**MATERIAL PROVIDED:**
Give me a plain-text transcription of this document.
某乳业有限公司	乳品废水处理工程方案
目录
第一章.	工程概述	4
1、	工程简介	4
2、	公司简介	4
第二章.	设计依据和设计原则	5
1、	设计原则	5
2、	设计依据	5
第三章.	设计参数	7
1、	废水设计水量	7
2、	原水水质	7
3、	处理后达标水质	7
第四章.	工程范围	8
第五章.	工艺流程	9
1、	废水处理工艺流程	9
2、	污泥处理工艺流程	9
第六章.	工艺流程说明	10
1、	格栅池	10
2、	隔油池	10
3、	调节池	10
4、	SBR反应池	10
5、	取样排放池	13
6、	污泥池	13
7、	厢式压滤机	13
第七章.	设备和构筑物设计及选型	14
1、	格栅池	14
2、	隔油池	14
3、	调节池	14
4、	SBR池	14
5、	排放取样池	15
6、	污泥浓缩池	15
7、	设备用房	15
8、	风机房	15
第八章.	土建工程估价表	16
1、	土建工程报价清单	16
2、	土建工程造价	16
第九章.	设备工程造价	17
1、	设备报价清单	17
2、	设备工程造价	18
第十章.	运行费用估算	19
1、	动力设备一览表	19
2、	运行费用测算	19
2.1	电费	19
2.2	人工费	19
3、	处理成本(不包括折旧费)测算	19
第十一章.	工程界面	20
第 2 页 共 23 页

**GIVEN TASK:**
Restate the listing in full, word for word.

**ANSWER TO THE EXERCISE:**
Give me a plain-text transcription of this document.
某乳业有限公司	乳品废水处理工程方案
目录
第一章.	工程概述	4
1、	工程简介	4
2、	公司简介	4
第二章.	设计依据和设计原则	5
1、	设计原则	5
2、	设计依据	5
第三章.	设计参数	7
1、	废水设计水量	7
2、	原水水质	7
3、	处理后达标水质	7
第四章.	工程范围	8
第五章.	工艺流程	9
1、	废水处理工艺流程	9
2、	污泥处理工艺流程	9
第六章.	工艺流程说明	10
1、	格栅池	10
2、	隔油池	10
3、	调节池	10
4、	SBR反应池	10
5、	取样排放池	13
6、	污泥池	13
7、	厢式压滤机	13
第七章.	设备和构筑物设计及选型	14
1、	格栅池	14
2、	隔油池	14
3、	调节池	14
4、	SBR池	14
5、	排放取样池	15
6、	污泥浓缩池	15
7、	设备用房	15
8、	风机房	15
第八章.	土建工程估价表	16
1、	土建工程报价清单	16
2、	土建工程造价	16
第九章.	设备工程造价	17
1、	设备报价清单	17
2、	设备工程造价	18
第十章.	运行费用估算	19
1、	动力设备一览表	19
2、	运行费用测算	19
2.1	电费	19
2.2	人工费	19
3、	处理成本(不包括折旧费)测算	19
第十一章.	工程界面	20
第 2 页 共 23 页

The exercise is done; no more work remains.